§ Available data:

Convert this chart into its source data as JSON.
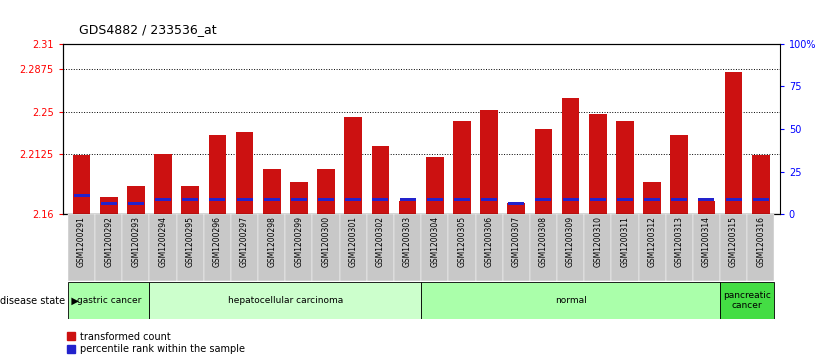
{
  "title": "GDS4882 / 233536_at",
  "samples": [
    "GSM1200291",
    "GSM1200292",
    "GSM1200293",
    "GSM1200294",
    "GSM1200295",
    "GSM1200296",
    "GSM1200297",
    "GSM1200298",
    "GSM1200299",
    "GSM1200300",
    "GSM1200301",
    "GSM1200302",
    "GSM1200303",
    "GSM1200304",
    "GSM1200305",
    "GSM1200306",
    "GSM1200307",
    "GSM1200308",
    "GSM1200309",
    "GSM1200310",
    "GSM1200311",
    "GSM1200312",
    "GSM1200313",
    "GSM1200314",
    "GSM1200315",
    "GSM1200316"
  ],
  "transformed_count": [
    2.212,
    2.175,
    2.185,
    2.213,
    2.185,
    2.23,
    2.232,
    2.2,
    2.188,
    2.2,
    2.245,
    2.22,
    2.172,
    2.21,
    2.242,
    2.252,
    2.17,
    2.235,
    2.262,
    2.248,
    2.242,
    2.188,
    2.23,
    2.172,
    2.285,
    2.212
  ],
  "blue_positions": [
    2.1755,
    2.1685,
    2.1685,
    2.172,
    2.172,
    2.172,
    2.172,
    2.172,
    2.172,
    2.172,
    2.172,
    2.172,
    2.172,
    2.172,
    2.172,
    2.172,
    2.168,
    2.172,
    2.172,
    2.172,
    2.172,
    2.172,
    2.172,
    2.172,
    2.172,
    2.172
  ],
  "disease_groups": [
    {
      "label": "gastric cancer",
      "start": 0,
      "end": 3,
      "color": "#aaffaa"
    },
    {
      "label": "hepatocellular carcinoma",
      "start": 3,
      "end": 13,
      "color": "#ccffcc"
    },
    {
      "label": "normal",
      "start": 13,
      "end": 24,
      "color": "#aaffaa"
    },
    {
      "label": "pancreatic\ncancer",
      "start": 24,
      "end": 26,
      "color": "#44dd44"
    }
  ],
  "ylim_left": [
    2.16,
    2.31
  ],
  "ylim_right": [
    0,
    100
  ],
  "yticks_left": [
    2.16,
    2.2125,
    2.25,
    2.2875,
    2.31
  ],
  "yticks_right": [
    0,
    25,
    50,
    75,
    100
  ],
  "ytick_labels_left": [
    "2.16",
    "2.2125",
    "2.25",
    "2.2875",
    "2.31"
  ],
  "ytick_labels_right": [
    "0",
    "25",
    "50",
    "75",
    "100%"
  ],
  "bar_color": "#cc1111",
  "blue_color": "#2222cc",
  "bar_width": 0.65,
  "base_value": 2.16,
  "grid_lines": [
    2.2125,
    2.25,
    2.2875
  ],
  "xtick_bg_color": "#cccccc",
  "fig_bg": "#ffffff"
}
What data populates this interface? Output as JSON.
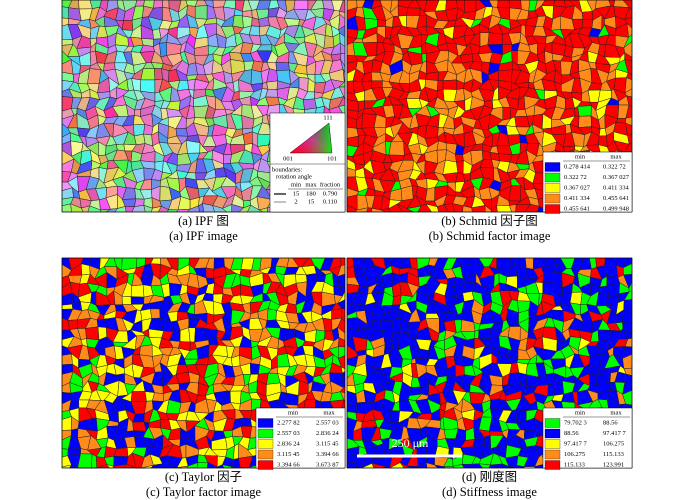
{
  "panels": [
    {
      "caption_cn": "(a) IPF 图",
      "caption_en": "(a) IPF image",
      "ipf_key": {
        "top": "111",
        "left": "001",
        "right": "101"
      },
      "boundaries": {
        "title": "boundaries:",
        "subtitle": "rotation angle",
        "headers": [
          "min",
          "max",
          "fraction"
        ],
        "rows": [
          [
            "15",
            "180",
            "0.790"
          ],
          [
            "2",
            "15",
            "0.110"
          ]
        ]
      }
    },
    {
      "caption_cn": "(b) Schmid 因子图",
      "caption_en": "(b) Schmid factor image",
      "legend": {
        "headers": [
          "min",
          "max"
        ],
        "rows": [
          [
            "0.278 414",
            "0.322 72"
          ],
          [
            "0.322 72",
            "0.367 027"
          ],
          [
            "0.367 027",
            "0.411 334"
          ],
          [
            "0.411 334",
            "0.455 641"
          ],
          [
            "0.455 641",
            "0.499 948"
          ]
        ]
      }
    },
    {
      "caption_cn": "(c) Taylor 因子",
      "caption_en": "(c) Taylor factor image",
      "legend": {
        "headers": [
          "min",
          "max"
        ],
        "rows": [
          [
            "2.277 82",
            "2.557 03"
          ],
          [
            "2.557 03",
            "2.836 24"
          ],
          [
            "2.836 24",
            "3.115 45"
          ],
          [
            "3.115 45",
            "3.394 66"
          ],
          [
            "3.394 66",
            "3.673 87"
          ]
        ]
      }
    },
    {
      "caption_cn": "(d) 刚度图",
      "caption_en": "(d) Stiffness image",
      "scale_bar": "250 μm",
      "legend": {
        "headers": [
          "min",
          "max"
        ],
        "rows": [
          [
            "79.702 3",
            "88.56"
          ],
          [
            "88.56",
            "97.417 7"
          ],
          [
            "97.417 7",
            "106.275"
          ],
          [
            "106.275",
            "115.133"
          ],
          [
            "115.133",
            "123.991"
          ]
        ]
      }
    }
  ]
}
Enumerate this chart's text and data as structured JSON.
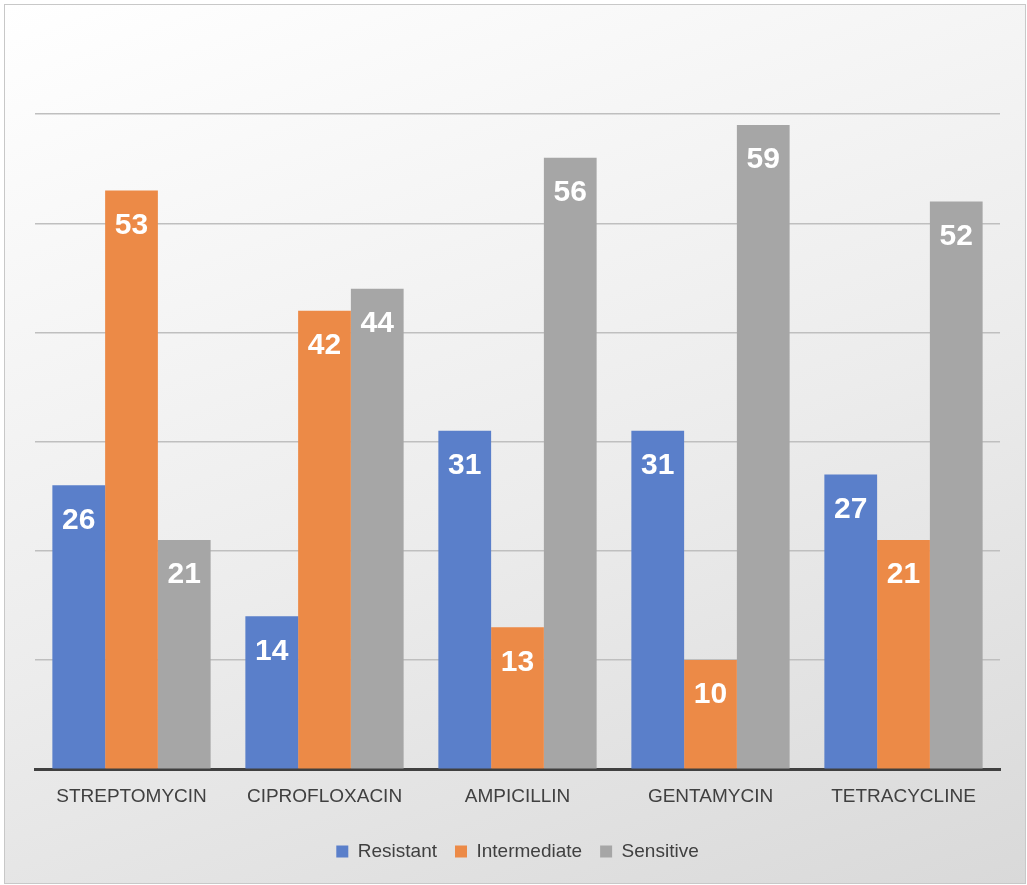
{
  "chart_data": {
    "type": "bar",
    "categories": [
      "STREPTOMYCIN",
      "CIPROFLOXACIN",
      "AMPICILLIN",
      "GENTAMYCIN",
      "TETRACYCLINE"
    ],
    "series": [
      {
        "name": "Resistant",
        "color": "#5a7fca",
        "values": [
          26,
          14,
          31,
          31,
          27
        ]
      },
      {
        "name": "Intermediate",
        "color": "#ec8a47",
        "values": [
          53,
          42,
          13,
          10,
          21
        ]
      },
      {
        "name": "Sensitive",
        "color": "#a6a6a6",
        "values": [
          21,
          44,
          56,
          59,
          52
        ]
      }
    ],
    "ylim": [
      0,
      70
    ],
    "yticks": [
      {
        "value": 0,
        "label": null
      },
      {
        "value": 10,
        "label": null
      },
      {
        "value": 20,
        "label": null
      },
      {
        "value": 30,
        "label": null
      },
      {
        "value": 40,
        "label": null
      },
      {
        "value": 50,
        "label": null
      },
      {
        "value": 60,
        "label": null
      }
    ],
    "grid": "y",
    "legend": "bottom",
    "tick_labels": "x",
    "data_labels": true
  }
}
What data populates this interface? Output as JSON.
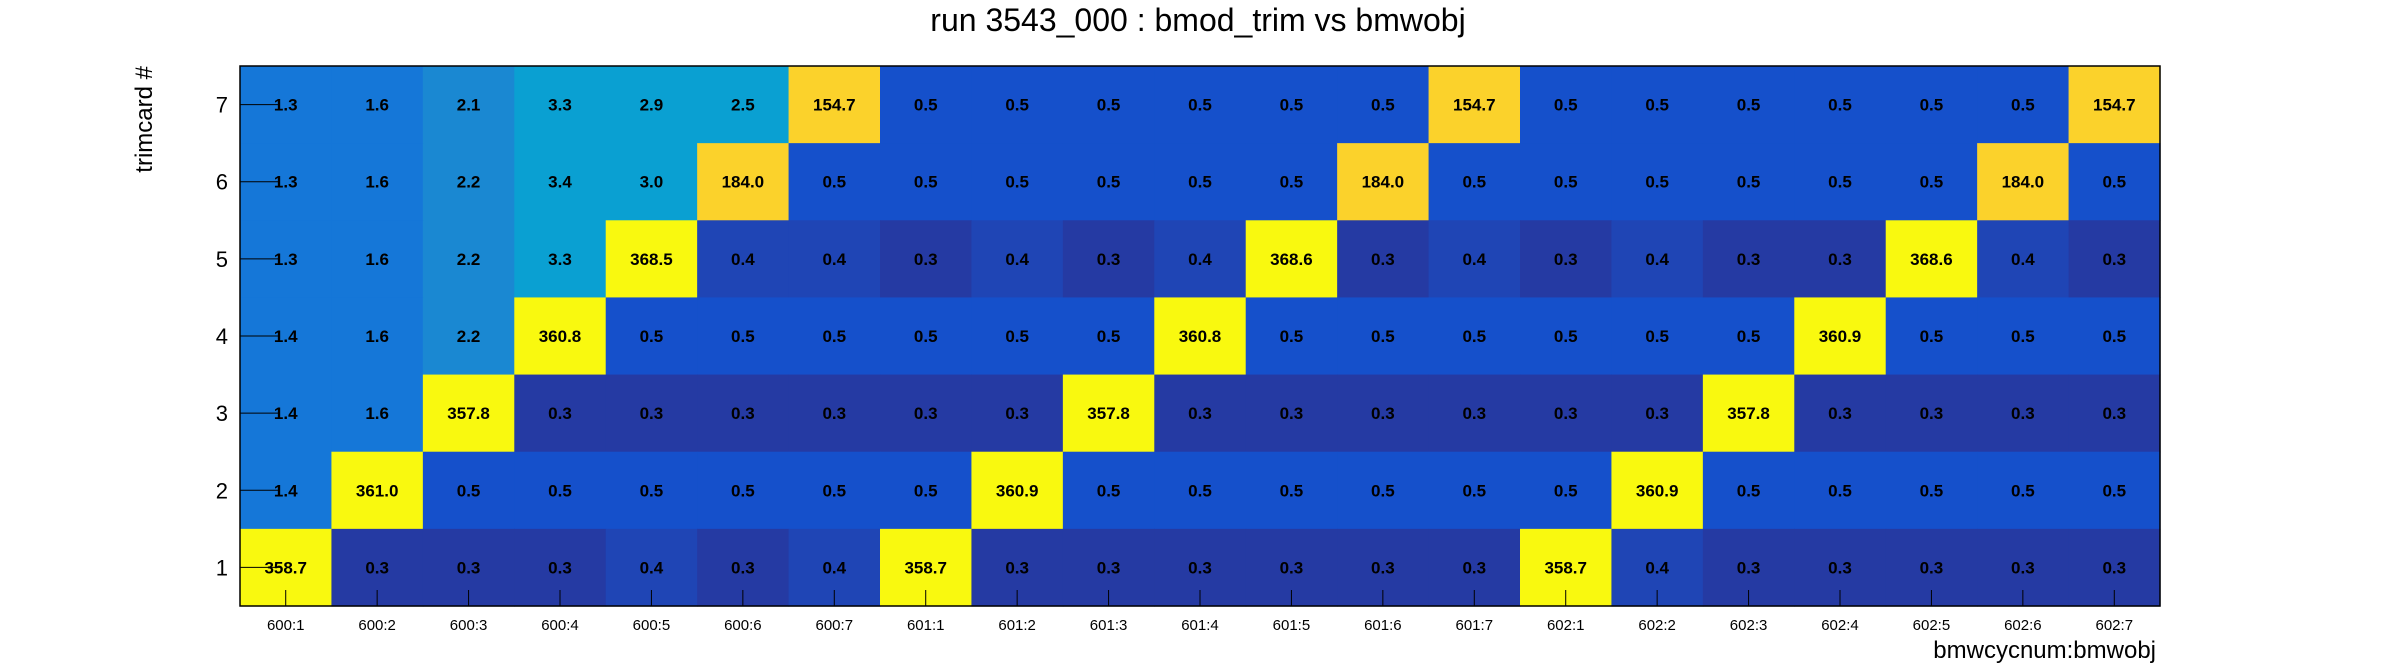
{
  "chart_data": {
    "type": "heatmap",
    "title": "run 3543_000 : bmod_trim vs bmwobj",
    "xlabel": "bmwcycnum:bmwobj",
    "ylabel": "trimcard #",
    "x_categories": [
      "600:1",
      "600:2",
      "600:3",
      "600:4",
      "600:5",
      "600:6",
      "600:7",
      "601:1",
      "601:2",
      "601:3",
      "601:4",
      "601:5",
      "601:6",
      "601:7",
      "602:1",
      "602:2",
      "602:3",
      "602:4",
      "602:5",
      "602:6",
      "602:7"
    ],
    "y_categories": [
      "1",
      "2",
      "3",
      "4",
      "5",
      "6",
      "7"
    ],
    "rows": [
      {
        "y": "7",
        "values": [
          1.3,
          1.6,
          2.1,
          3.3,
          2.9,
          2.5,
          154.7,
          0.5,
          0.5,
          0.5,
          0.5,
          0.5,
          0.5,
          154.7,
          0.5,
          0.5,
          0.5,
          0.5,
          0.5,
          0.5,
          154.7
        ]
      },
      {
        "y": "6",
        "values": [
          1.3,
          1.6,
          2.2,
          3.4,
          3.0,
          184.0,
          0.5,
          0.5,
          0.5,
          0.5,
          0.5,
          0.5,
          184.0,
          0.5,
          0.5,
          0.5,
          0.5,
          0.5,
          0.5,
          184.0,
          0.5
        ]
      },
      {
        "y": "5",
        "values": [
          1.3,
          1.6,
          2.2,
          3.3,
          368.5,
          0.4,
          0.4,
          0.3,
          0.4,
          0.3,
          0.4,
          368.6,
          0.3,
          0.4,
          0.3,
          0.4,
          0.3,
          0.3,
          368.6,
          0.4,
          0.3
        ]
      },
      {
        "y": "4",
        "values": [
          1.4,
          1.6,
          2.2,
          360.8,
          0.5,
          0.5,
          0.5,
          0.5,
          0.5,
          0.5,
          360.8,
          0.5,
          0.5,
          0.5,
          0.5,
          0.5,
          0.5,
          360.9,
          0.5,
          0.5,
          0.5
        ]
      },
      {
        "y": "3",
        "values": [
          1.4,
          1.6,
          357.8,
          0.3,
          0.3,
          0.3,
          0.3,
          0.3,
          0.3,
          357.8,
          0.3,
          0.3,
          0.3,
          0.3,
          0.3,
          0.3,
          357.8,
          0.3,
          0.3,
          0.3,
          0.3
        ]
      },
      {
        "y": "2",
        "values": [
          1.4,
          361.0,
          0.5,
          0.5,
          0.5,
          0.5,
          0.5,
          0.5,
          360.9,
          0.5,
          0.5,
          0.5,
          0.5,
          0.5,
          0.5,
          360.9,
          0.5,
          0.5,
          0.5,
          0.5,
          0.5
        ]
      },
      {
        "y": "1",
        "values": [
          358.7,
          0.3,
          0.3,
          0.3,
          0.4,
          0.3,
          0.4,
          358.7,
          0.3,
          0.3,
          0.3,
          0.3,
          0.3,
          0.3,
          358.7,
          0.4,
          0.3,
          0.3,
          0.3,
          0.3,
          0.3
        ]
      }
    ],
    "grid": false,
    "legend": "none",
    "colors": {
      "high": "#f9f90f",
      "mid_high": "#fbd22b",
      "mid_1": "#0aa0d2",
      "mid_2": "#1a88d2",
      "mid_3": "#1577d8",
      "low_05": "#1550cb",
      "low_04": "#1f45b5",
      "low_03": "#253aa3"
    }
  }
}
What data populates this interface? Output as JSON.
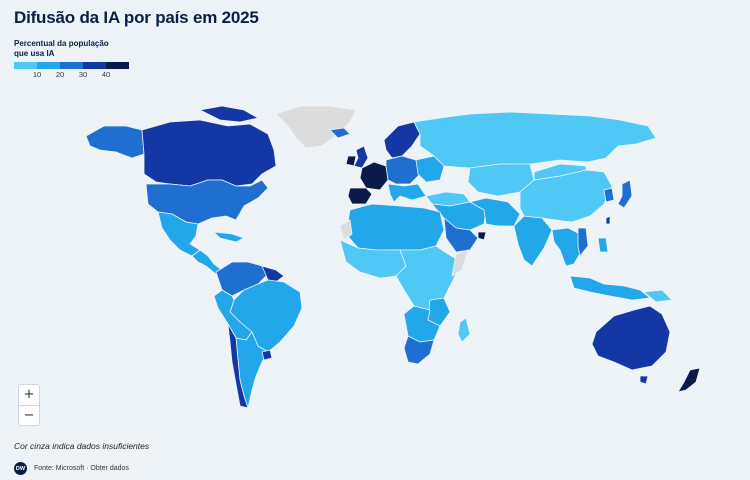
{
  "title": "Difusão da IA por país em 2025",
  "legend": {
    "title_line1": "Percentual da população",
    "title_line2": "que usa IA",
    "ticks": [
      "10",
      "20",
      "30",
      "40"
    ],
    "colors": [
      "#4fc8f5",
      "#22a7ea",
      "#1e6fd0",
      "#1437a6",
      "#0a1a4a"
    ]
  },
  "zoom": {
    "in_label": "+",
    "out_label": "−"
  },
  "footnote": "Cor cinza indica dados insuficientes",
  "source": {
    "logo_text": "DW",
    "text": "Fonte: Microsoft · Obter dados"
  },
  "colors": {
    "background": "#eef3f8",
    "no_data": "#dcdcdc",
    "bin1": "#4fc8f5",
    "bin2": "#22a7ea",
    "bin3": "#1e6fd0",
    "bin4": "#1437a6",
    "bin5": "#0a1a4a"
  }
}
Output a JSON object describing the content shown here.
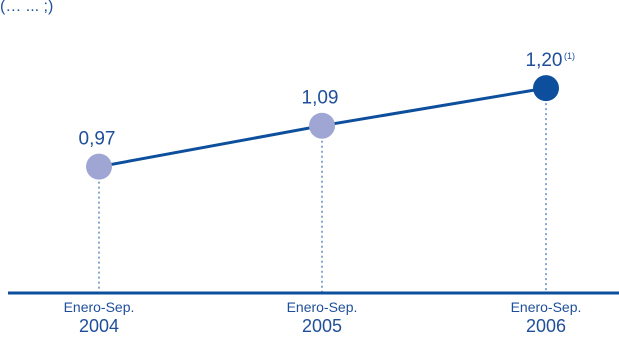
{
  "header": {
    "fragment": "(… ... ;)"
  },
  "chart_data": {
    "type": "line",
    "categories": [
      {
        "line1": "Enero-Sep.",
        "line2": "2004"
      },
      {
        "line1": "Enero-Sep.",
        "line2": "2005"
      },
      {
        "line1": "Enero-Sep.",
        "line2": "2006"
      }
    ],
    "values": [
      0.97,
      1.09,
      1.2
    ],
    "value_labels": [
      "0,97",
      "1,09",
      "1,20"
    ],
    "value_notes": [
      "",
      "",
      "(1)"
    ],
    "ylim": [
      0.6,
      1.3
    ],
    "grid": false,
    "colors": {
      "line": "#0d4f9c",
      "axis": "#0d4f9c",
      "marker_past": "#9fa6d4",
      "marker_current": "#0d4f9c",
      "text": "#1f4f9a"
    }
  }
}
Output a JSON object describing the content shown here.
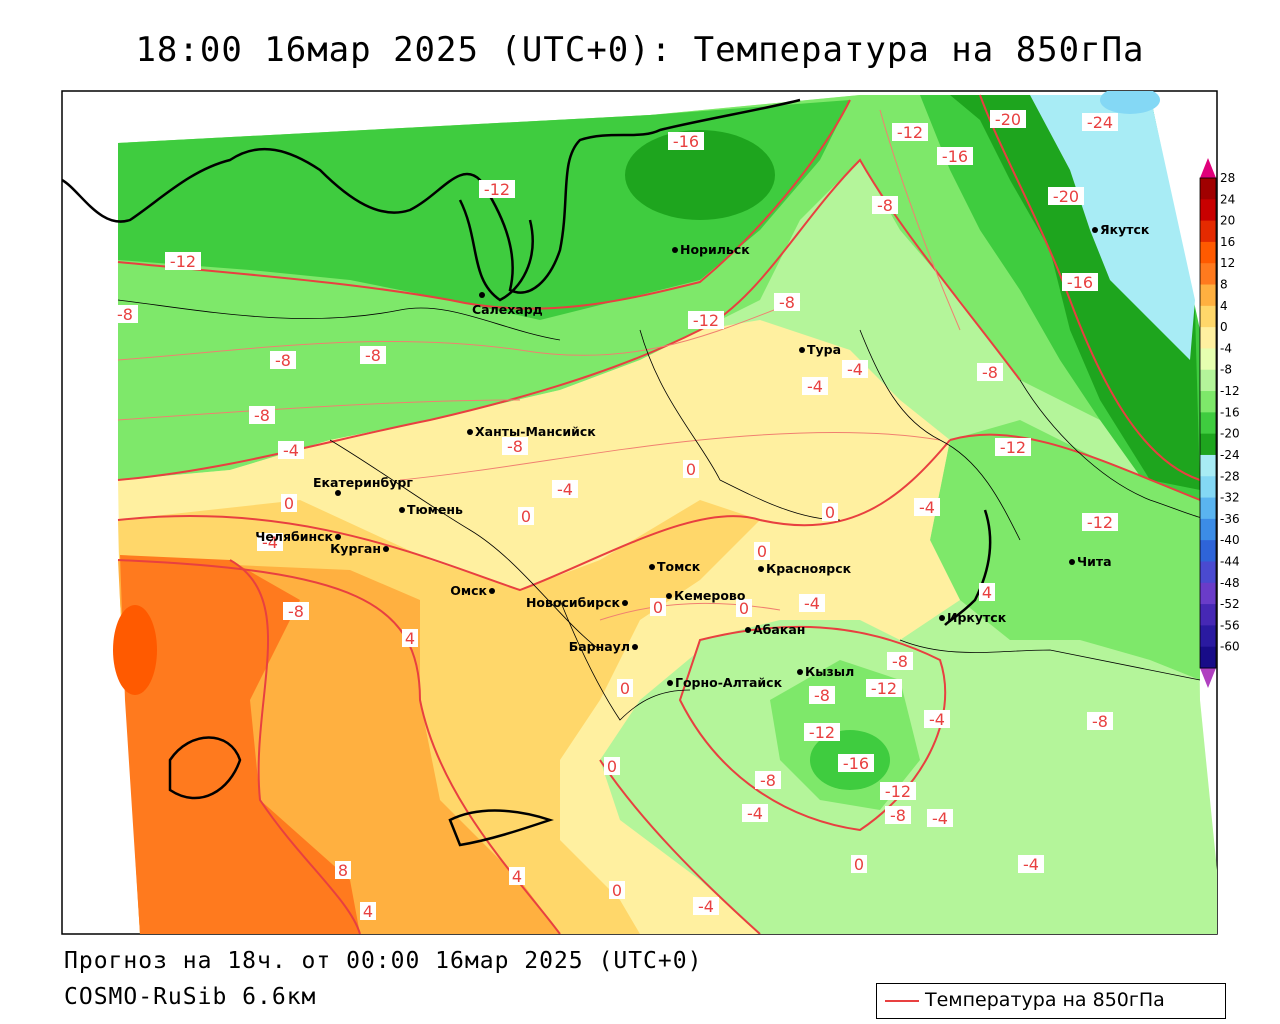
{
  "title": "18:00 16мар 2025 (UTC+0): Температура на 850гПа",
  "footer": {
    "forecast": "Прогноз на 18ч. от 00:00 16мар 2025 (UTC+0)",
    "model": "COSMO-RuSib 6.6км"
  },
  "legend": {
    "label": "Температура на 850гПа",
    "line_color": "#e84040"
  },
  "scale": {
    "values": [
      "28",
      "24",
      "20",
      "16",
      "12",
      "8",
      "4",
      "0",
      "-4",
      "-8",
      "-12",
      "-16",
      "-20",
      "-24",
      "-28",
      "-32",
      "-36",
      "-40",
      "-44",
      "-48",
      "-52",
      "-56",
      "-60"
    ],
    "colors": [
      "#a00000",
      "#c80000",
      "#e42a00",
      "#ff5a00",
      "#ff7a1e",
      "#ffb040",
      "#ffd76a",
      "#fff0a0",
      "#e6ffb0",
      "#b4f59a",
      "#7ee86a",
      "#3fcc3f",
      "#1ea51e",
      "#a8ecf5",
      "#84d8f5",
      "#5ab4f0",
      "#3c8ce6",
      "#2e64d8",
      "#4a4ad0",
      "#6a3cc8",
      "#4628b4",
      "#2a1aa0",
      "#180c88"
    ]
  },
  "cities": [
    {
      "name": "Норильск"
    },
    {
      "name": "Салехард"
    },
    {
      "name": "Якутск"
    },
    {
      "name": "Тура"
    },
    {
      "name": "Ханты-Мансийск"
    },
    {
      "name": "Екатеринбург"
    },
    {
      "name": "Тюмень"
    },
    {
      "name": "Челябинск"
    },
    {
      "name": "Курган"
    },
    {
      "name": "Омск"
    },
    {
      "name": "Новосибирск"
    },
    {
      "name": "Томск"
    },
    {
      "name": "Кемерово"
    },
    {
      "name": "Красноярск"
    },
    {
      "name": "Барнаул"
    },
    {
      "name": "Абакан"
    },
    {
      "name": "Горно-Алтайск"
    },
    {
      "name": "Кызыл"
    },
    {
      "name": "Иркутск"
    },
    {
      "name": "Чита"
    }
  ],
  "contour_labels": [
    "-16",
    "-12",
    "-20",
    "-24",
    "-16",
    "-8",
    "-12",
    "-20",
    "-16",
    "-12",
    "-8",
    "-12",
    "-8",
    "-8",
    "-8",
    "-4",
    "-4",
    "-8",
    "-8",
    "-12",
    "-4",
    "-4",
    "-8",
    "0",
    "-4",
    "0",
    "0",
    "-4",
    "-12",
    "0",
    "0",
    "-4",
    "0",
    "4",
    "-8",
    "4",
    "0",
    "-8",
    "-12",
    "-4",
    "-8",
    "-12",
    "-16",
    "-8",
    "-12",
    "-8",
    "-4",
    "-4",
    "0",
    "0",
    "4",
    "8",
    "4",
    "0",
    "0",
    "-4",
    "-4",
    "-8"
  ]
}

§ The problem: Report the number of lines above that contain the word "image", and only that number.

§ The solution: 4